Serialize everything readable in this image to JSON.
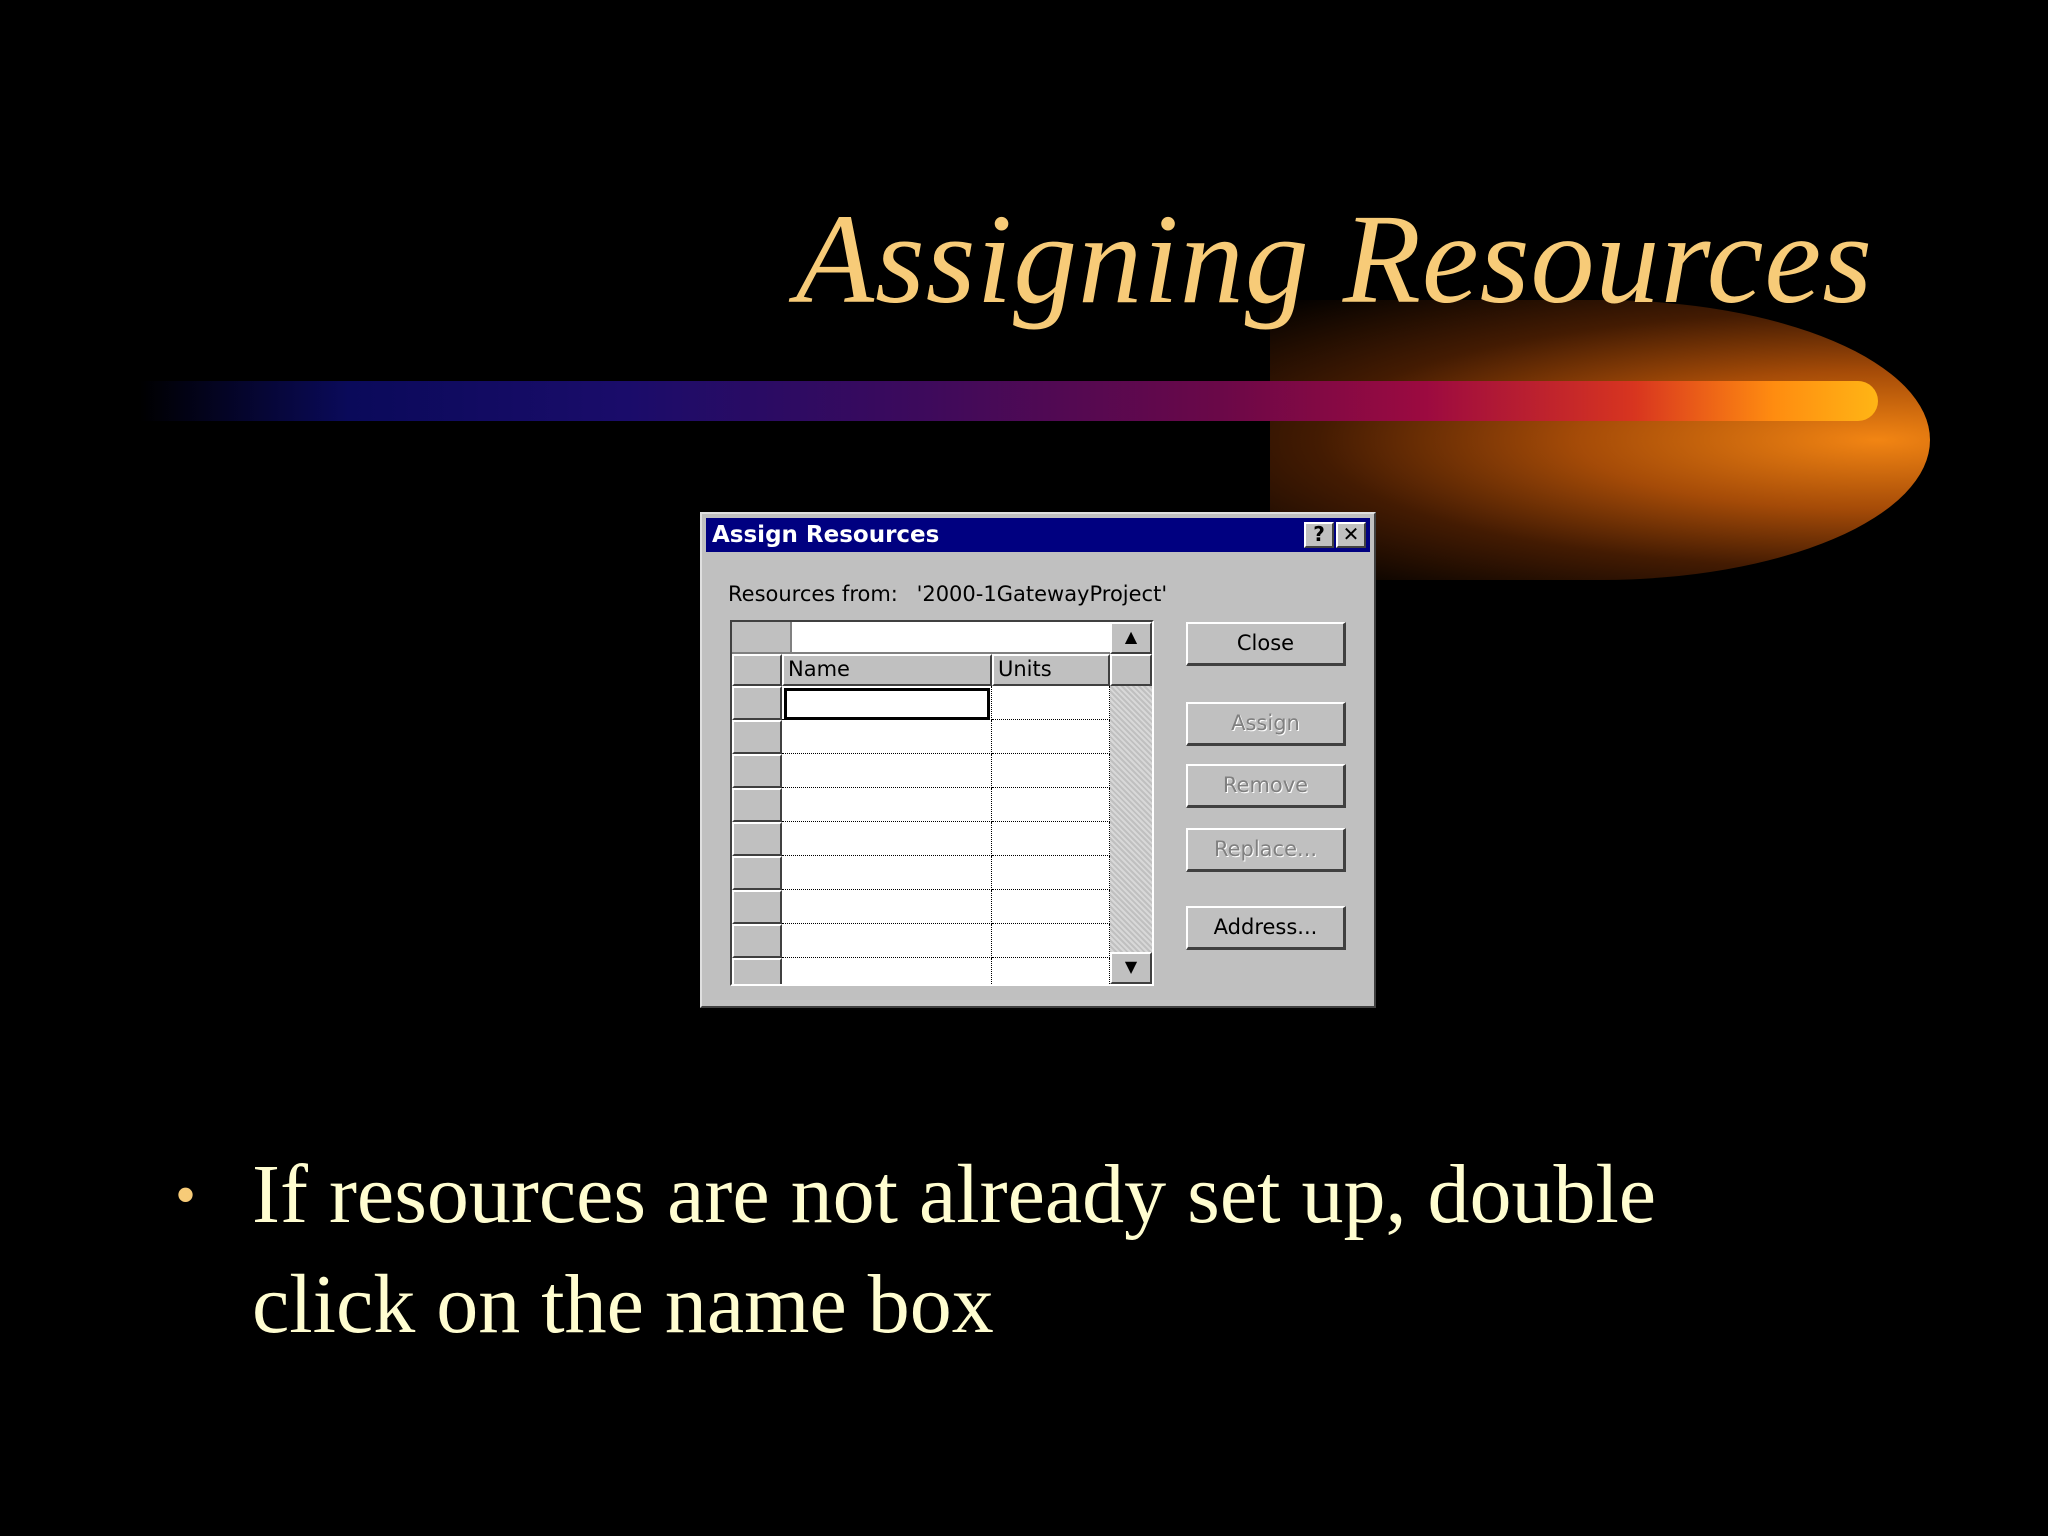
{
  "slide": {
    "title": "Assigning Resources",
    "bullet_symbol": "•",
    "bullet_text": "If resources are not already set up, double click on the name box"
  },
  "colors": {
    "title": "#f7cb78",
    "bullet_text": "#fffdd0",
    "background": "#000000",
    "dialog_titlebar": "#000080"
  },
  "dialog": {
    "title": "Assign Resources",
    "help_glyph": "?",
    "close_glyph": "✕",
    "resources_from_label": "Resources from:",
    "resources_from_value": "'2000-1GatewayProject'",
    "columns": [
      "Name",
      "Units"
    ],
    "rows": [
      "",
      "",
      "",
      "",
      "",
      "",
      "",
      "",
      ""
    ],
    "buttons": {
      "close": "Close",
      "assign": "Assign",
      "remove": "Remove",
      "replace": "Replace...",
      "address": "Address..."
    },
    "scroll_up_glyph": "▲",
    "scroll_down_glyph": "▼"
  }
}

• [Your instructions]:
Repeat all the data as it stands, dropping any images it holds.

• [Answer to the task]:
Serialize everything readable in this image to JSON.
{
  "slide": {
    "title": "Assigning Resources",
    "bullet_symbol": "•",
    "bullet_text": "If resources are not already set up, double click on the name box"
  },
  "colors": {
    "title": "#f7cb78",
    "bullet_text": "#fffdd0",
    "background": "#000000",
    "dialog_titlebar": "#000080"
  },
  "dialog": {
    "title": "Assign Resources",
    "help_glyph": "?",
    "close_glyph": "✕",
    "resources_from_label": "Resources from:",
    "resources_from_value": "'2000-1GatewayProject'",
    "columns": [
      "Name",
      "Units"
    ],
    "rows": [
      "",
      "",
      "",
      "",
      "",
      "",
      "",
      "",
      ""
    ],
    "buttons": {
      "close": "Close",
      "assign": "Assign",
      "remove": "Remove",
      "replace": "Replace...",
      "address": "Address..."
    },
    "scroll_up_glyph": "▲",
    "scroll_down_glyph": "▼"
  }
}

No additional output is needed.